BEGIN Recorded data

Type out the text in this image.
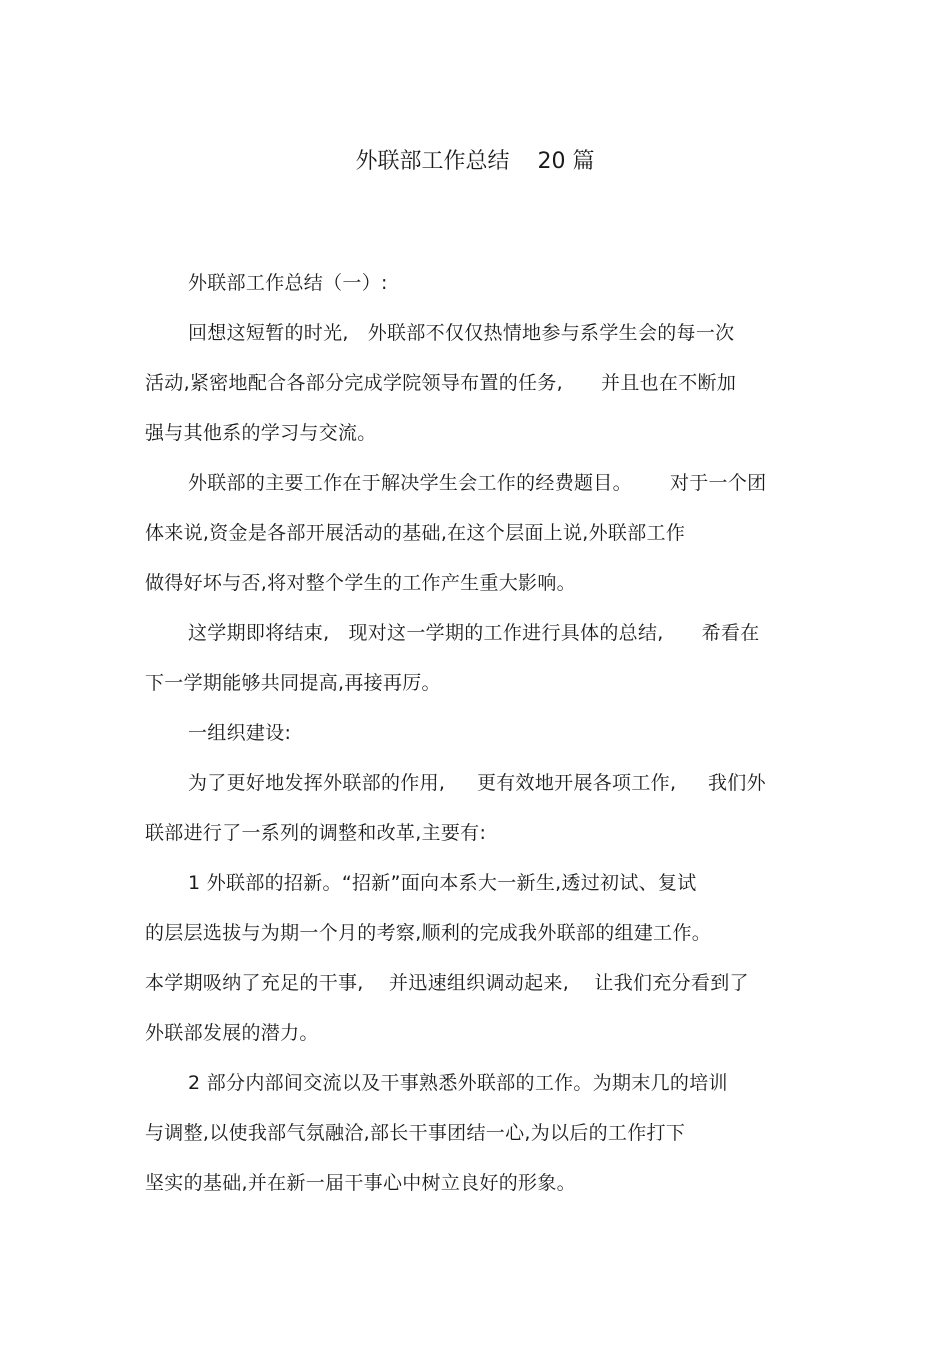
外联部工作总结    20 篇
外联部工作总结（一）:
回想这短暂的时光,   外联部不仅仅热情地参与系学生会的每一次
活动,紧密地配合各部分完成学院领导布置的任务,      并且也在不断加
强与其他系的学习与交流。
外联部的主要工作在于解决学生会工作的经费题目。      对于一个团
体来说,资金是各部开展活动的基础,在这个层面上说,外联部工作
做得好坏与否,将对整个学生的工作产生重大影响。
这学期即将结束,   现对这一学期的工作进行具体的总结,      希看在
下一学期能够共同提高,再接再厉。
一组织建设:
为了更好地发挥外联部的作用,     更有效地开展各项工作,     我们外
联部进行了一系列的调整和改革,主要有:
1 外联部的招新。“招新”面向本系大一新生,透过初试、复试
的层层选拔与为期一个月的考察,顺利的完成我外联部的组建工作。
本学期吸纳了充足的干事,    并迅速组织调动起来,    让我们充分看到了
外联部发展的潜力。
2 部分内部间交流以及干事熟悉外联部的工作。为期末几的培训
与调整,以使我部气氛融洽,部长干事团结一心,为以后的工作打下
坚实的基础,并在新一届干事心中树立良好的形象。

END Recorded data
BEGIN Recorded data

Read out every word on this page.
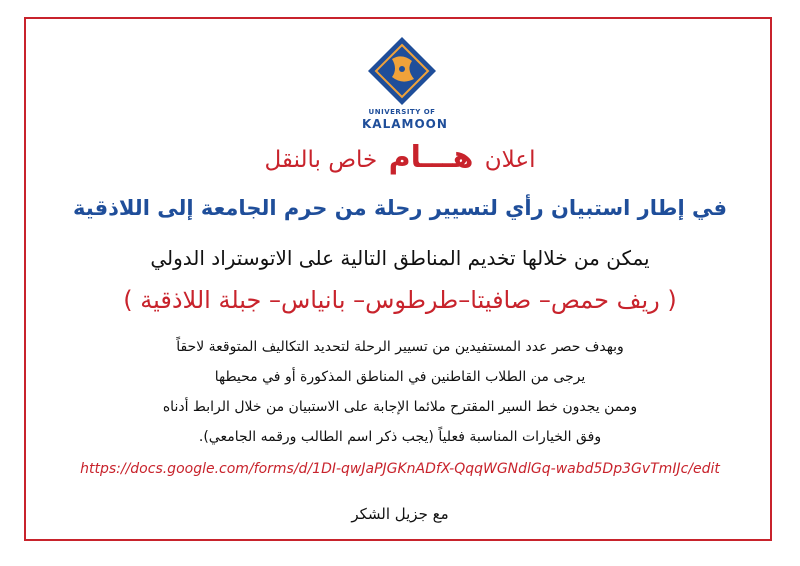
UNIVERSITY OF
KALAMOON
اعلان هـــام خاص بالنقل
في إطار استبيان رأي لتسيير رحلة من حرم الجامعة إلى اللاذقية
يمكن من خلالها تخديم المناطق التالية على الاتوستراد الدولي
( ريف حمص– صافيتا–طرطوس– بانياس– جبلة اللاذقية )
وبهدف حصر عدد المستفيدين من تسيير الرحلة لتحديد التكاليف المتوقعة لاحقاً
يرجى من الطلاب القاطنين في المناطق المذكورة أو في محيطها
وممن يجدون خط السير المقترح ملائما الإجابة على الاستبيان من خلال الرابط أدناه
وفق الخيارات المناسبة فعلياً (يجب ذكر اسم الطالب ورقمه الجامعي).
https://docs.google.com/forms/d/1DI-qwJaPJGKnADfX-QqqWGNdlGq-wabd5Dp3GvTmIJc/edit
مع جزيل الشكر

END Recorded data

■ Description of the task
What is the number of lines that hold the string "this"? Give it alone.

■ Solution to the exercise
2